What you are asked to do
Lines before the one containing "Give me a plain-text" are excluded; retype that line and all remaining lines of the material exactly.

Dataset content
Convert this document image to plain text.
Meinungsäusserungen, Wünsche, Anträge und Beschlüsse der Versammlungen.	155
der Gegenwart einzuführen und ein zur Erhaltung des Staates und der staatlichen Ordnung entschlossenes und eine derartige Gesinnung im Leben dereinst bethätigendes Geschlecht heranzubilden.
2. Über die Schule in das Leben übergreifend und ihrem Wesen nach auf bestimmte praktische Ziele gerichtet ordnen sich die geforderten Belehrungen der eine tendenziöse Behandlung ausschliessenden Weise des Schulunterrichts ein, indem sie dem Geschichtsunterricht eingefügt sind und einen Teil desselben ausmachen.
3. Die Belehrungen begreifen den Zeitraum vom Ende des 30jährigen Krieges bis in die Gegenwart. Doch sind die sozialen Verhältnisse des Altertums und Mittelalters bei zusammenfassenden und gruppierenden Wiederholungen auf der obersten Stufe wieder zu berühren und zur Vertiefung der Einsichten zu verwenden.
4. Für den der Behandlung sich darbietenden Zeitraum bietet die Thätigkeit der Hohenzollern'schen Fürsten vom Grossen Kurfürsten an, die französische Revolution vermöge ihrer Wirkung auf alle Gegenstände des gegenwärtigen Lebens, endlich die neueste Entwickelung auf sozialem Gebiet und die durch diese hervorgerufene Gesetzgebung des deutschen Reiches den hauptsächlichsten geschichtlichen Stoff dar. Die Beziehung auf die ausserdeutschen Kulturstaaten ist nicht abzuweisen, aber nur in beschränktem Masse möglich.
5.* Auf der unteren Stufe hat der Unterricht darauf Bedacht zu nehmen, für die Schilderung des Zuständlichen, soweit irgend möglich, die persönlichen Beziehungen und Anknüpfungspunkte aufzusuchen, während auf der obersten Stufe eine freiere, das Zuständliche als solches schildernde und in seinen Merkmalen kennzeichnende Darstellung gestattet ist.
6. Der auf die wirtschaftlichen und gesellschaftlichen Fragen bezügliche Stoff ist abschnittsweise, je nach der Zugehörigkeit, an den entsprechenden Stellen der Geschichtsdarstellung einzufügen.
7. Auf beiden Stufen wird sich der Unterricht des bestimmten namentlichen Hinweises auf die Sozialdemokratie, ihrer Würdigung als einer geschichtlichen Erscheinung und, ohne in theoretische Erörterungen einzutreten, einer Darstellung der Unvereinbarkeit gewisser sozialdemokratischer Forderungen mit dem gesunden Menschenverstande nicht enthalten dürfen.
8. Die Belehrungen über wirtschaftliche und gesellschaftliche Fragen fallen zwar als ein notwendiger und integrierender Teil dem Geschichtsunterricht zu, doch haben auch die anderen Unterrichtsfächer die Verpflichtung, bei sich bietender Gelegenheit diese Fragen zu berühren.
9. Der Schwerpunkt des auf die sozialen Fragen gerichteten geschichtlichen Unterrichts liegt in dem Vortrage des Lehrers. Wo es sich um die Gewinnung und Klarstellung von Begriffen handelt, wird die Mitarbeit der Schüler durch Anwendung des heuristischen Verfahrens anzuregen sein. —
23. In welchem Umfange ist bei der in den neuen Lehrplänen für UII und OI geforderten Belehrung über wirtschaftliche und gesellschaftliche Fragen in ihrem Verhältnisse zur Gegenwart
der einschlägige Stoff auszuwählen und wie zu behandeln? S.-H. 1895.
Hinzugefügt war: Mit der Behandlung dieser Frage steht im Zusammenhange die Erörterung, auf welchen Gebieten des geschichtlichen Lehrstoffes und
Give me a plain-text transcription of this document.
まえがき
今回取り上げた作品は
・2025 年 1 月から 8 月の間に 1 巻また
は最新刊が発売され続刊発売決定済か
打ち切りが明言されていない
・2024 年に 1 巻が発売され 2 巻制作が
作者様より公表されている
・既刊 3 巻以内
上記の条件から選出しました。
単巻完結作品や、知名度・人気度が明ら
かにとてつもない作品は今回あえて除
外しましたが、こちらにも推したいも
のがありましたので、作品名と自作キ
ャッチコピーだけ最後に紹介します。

Result of this exercise
Give me a plain-text transcription of this document.
まえがき
今回取り上げた作品は
・2025 年 1 月から 8 月の間に 1 巻また
は最新刊が発売され続刊発売決定済か
打ち切りが明言されていない
・2024 年に 1 巻が発売され 2 巻制作が
作者様より公表されている
・既刊 3 巻以内
上記の条件から選出しました。
単巻完結作品や、知名度・人気度が明ら
かにとてつもない作品は今回あえて除
外しましたが、こちらにも推したいも
のがありましたので、作品名と自作キ
ャッチコピーだけ最後に紹介します。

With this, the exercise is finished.